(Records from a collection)
______________________________

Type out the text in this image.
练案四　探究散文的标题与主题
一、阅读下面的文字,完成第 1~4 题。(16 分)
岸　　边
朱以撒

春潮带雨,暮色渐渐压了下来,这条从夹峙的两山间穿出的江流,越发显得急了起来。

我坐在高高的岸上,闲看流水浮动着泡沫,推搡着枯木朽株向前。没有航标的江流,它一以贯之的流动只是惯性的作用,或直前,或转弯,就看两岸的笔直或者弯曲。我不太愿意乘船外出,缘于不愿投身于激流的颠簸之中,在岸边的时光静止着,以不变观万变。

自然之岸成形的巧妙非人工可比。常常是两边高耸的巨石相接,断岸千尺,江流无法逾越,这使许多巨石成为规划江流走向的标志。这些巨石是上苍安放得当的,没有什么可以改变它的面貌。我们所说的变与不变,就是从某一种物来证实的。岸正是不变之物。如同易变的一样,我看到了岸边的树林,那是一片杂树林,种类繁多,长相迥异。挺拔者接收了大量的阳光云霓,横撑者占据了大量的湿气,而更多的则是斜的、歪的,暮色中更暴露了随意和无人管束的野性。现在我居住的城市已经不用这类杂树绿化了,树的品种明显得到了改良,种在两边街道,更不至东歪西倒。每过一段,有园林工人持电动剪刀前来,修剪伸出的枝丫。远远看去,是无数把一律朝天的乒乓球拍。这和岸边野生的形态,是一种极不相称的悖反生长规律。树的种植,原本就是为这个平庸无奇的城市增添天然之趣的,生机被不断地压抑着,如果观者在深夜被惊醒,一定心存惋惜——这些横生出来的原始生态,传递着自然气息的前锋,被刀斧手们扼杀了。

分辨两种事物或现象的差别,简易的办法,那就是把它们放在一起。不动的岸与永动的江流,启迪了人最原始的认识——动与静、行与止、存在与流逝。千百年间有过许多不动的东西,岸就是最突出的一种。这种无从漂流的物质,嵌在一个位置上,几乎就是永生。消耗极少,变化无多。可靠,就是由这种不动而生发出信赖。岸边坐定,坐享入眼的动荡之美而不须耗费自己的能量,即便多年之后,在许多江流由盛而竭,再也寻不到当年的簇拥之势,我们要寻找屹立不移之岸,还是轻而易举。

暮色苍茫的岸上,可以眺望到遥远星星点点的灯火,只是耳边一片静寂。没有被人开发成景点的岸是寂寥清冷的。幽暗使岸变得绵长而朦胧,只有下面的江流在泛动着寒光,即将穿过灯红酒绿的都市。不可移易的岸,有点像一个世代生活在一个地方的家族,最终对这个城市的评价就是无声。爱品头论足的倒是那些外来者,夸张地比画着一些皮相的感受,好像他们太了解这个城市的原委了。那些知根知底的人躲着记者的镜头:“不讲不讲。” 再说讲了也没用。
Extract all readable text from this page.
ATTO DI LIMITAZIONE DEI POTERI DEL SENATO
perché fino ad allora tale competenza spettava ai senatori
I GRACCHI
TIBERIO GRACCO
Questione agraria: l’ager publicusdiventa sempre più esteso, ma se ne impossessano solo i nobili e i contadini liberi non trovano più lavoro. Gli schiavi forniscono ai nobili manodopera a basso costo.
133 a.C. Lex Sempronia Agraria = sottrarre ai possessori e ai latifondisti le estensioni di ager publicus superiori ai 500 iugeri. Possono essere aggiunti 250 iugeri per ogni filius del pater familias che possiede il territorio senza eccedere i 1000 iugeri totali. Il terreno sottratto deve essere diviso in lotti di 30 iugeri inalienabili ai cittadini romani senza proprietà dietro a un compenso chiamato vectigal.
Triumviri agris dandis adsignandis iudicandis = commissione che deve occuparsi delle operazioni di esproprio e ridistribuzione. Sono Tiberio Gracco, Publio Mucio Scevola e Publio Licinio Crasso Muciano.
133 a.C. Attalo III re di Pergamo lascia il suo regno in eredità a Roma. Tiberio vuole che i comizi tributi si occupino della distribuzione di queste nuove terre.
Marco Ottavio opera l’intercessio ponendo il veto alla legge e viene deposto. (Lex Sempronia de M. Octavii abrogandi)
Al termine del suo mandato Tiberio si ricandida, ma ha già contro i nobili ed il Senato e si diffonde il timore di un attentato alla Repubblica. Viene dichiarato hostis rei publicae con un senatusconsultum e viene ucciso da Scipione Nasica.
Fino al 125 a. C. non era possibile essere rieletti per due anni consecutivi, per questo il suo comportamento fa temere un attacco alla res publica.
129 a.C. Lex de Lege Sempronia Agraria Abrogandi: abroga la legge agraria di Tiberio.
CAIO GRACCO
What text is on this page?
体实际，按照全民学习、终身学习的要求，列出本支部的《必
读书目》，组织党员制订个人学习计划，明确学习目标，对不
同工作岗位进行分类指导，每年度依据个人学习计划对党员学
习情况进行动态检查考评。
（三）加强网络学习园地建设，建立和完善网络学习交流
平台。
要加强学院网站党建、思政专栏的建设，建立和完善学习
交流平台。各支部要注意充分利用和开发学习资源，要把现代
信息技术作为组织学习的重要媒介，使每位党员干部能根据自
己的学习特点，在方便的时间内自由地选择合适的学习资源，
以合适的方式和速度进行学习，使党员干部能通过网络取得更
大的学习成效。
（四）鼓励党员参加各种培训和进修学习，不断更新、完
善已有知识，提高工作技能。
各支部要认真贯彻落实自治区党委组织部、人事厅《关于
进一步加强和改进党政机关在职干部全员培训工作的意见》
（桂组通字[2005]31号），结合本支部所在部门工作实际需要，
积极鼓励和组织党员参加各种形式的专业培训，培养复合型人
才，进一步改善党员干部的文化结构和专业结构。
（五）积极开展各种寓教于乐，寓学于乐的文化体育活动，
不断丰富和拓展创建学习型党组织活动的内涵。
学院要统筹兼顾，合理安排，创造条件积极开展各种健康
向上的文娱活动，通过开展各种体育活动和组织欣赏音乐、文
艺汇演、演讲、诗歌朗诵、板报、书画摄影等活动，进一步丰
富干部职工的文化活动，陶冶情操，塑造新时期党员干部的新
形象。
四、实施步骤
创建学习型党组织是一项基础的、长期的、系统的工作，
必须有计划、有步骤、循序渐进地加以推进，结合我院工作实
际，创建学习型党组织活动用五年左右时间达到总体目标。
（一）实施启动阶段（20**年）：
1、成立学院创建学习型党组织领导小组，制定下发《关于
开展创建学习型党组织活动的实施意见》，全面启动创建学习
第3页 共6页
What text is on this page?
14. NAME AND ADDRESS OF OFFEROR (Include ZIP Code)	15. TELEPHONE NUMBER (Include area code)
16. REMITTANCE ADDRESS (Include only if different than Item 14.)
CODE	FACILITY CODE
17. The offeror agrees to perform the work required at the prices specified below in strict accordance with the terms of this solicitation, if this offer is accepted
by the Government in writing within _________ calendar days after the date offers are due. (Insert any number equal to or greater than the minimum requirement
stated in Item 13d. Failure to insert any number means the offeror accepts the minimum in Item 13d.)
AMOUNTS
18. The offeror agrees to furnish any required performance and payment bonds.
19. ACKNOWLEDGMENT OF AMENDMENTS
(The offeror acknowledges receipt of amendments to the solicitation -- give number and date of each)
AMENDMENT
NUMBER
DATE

______________________________

### GIVEN TASK
Every entry should be printed again exactly as written.

### FULL OUTPUT
Type out the text in this image.
练案四　探究散文的标题与主题
一、阅读下面的文字,完成第 1~4 题。(16 分)
岸　　边
朱以撒

春潮带雨,暮色渐渐压了下来,这条从夹峙的两山间穿出的江流,越发显得急了起来。

我坐在高高的岸上,闲看流水浮动着泡沫,推搡着枯木朽株向前。没有航标的江流,它一以贯之的流动只是惯性的作用,或直前,或转弯,就看两岸的笔直或者弯曲。我不太愿意乘船外出,缘于不愿投身于激流的颠簸之中,在岸边的时光静止着,以不变观万变。

自然之岸成形的巧妙非人工可比。常常是两边高耸的巨石相接,断岸千尺,江流无法逾越,这使许多巨石成为规划江流走向的标志。这些巨石是上苍安放得当的,没有什么可以改变它的面貌。我们所说的变与不变,就是从某一种物来证实的。岸正是不变之物。如同易变的一样,我看到了岸边的树林,那是一片杂树林,种类繁多,长相迥异。挺拔者接收了大量的阳光云霓,横撑者占据了大量的湿气,而更多的则是斜的、歪的,暮色中更暴露了随意和无人管束的野性。现在我居住的城市已经不用这类杂树绿化了,树的品种明显得到了改良,种在两边街道,更不至东歪西倒。每过一段,有园林工人持电动剪刀前来,修剪伸出的枝丫。远远看去,是无数把一律朝天的乒乓球拍。这和岸边野生的形态,是一种极不相称的悖反生长规律。树的种植,原本就是为这个平庸无奇的城市增添天然之趣的,生机被不断地压抑着,如果观者在深夜被惊醒,一定心存惋惜——这些横生出来的原始生态,传递着自然气息的前锋,被刀斧手们扼杀了。

分辨两种事物或现象的差别,简易的办法,那就是把它们放在一起。不动的岸与永动的江流,启迪了人最原始的认识——动与静、行与止、存在与流逝。千百年间有过许多不动的东西,岸就是最突出的一种。这种无从漂流的物质,嵌在一个位置上,几乎就是永生。消耗极少,变化无多。可靠,就是由这种不动而生发出信赖。岸边坐定,坐享入眼的动荡之美而不须耗费自己的能量,即便多年之后,在许多江流由盛而竭,再也寻不到当年的簇拥之势,我们要寻找屹立不移之岸,还是轻而易举。

暮色苍茫的岸上,可以眺望到遥远星星点点的灯火,只是耳边一片静寂。没有被人开发成景点的岸是寂寥清冷的。幽暗使岸变得绵长而朦胧,只有下面的江流在泛动着寒光,即将穿过灯红酒绿的都市。不可移易的岸,有点像一个世代生活在一个地方的家族,最终对这个城市的评价就是无声。爱品头论足的倒是那些外来者,夸张地比画着一些皮相的感受,好像他们太了解这个城市的原委了。那些知根知底的人躲着记者的镜头:“不讲不讲。” 再说讲了也没用。
Extract all readable text from this page.
ATTO DI LIMITAZIONE DEI POTERI DEL SENATO
perché fino ad allora tale competenza spettava ai senatori
I GRACCHI
TIBERIO GRACCO
Questione agraria: l’ager publicusdiventa sempre più esteso, ma se ne impossessano solo i nobili e i contadini liberi non trovano più lavoro. Gli schiavi forniscono ai nobili manodopera a basso costo.
133 a.C. Lex Sempronia Agraria = sottrarre ai possessori e ai latifondisti le estensioni di ager publicus superiori ai 500 iugeri. Possono essere aggiunti 250 iugeri per ogni filius del pater familias che possiede il territorio senza eccedere i 1000 iugeri totali. Il terreno sottratto deve essere diviso in lotti di 30 iugeri inalienabili ai cittadini romani senza proprietà dietro a un compenso chiamato vectigal.
Triumviri agris dandis adsignandis iudicandis = commissione che deve occuparsi delle operazioni di esproprio e ridistribuzione. Sono Tiberio Gracco, Publio Mucio Scevola e Publio Licinio Crasso Muciano.
133 a.C. Attalo III re di Pergamo lascia il suo regno in eredità a Roma. Tiberio vuole che i comizi tributi si occupino della distribuzione di queste nuove terre.
Marco Ottavio opera l’intercessio ponendo il veto alla legge e viene deposto. (Lex Sempronia de M. Octavii abrogandi)
Al termine del suo mandato Tiberio si ricandida, ma ha già contro i nobili ed il Senato e si diffonde il timore di un attentato alla Repubblica. Viene dichiarato hostis rei publicae con un senatusconsultum e viene ucciso da Scipione Nasica.
Fino al 125 a. C. non era possibile essere rieletti per due anni consecutivi, per questo il suo comportamento fa temere un attacco alla res publica.
129 a.C. Lex de Lege Sempronia Agraria Abrogandi: abroga la legge agraria di Tiberio.
CAIO GRACCO
What text is on this page?
体实际，按照全民学习、终身学习的要求，列出本支部的《必
读书目》，组织党员制订个人学习计划，明确学习目标，对不
同工作岗位进行分类指导，每年度依据个人学习计划对党员学
习情况进行动态检查考评。
（三）加强网络学习园地建设，建立和完善网络学习交流
平台。
要加强学院网站党建、思政专栏的建设，建立和完善学习
交流平台。各支部要注意充分利用和开发学习资源，要把现代
信息技术作为组织学习的重要媒介，使每位党员干部能根据自
己的学习特点，在方便的时间内自由地选择合适的学习资源，
以合适的方式和速度进行学习，使党员干部能通过网络取得更
大的学习成效。
（四）鼓励党员参加各种培训和进修学习，不断更新、完
善已有知识，提高工作技能。
各支部要认真贯彻落实自治区党委组织部、人事厅《关于
进一步加强和改进党政机关在职干部全员培训工作的意见》
（桂组通字[2005]31号），结合本支部所在部门工作实际需要，
积极鼓励和组织党员参加各种形式的专业培训，培养复合型人
才，进一步改善党员干部的文化结构和专业结构。
（五）积极开展各种寓教于乐，寓学于乐的文化体育活动，
不断丰富和拓展创建学习型党组织活动的内涵。
学院要统筹兼顾，合理安排，创造条件积极开展各种健康
向上的文娱活动，通过开展各种体育活动和组织欣赏音乐、文
艺汇演、演讲、诗歌朗诵、板报、书画摄影等活动，进一步丰
富干部职工的文化活动，陶冶情操，塑造新时期党员干部的新
形象。
四、实施步骤
创建学习型党组织是一项基础的、长期的、系统的工作，
必须有计划、有步骤、循序渐进地加以推进，结合我院工作实
际，创建学习型党组织活动用五年左右时间达到总体目标。
（一）实施启动阶段（20**年）：
1、成立学院创建学习型党组织领导小组，制定下发《关于
开展创建学习型党组织活动的实施意见》，全面启动创建学习
第3页 共6页
What text is on this page?
14. NAME AND ADDRESS OF OFFEROR (Include ZIP Code)	15. TELEPHONE NUMBER (Include area code)
16. REMITTANCE ADDRESS (Include only if different than Item 14.)
CODE	FACILITY CODE
17. The offeror agrees to perform the work required at the prices specified below in strict accordance with the terms of this solicitation, if this offer is accepted
by the Government in writing within _________ calendar days after the date offers are due. (Insert any number equal to or greater than the minimum requirement
stated in Item 13d. Failure to insert any number means the offeror accepts the minimum in Item 13d.)
AMOUNTS
18. The offeror agrees to furnish any required performance and payment bonds.
19. ACKNOWLEDGMENT OF AMENDMENTS
(The offeror acknowledges receipt of amendments to the solicitation -- give number and date of each)
AMENDMENT
NUMBER
DATE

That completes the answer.